Segment Start: TEXT PROVIDED

Gabriella Guimarães de Souza, nicknames Gabi or Gabiru, (born 14 December 1993) is a Brazilian female volleyball player. With her former club Osasco/Molico she competed at the 2014 FIVB Volleyball Women's Club World Championship.
She competed with the Brazil women's national volleyball team, at the 2016 Montreux Volley Masters, 2017 FIVB Volleyball World Grand Prix, and 2018 FIVB Volleyball Women's Nations League. Her club in 2019 is Sesc RJ.

Clubs 

  Niterói Vôlei (2004–2007)
  Fluminense FC (2007–2009)
  Macaé Sports (2009–2011)
  SESI São Paulo (2011–2012)
  Nestlé Osasco (2012–2017)
  SESC-RJ (2017–)

Awards

Individuals
 2010 U20 South American Championship – "Most Valuable Player"
 2014 U22 South American Championship – "Best Outside Spiker"

Segment End: TEXT PROVIDED

## TASK A:
Copy the passage from the volleyball player biography starting at "Gabriella Guimarães de" and ending at "is Sesc RJ.".
## TASK B:
According to the volleyball player biography, which club did she play for from 2012 to 2017?

Segment Start: DATA FOR REVIEW

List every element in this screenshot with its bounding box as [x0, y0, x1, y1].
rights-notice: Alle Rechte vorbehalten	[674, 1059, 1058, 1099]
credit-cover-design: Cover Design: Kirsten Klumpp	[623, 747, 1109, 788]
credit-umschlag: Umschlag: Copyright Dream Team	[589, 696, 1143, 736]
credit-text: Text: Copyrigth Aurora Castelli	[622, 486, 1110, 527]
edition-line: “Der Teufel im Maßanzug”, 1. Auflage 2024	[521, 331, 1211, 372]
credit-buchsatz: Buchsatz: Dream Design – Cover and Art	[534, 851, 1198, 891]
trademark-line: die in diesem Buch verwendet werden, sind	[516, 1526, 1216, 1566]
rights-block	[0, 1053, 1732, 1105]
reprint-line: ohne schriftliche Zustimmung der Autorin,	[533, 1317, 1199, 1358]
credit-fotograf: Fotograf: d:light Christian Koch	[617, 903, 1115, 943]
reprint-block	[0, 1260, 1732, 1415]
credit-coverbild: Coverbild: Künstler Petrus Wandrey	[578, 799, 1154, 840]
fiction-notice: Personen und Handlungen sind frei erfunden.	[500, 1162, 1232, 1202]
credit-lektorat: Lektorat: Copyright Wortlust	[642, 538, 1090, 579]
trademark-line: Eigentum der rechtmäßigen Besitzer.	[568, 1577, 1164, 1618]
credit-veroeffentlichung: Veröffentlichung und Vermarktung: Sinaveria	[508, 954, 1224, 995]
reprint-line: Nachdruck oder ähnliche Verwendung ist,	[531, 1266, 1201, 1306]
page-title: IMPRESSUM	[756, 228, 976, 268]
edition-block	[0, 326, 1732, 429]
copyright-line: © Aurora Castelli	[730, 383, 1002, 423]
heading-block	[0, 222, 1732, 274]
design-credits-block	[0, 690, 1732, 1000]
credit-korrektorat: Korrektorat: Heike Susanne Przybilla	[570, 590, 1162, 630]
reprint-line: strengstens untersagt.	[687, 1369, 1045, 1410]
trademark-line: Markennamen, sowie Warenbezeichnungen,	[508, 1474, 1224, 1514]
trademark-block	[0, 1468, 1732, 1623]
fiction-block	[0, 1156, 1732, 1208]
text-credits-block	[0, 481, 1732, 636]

Segment End: DATA FOR REVIEW

## TASK RESULT A:
Gabriella Guimarães de Souza, nicknames Gabi or Gabiru, (born 14 December 1993) is a Brazilian female volleyball player. With her former club Osasco/Molico she competed at the 2014 FIVB Volleyball Women's Club World Championship.
She competed with the Brazil women's national volleyball team, at the 2016 Montreux Volley Masters, 2017 FIVB Volleyball World Grand Prix, and 2018 FIVB Volleyball Women's Nations League. Her club in 2019 is Sesc RJ.

## TASK RESULT B:
Nestlé Osasco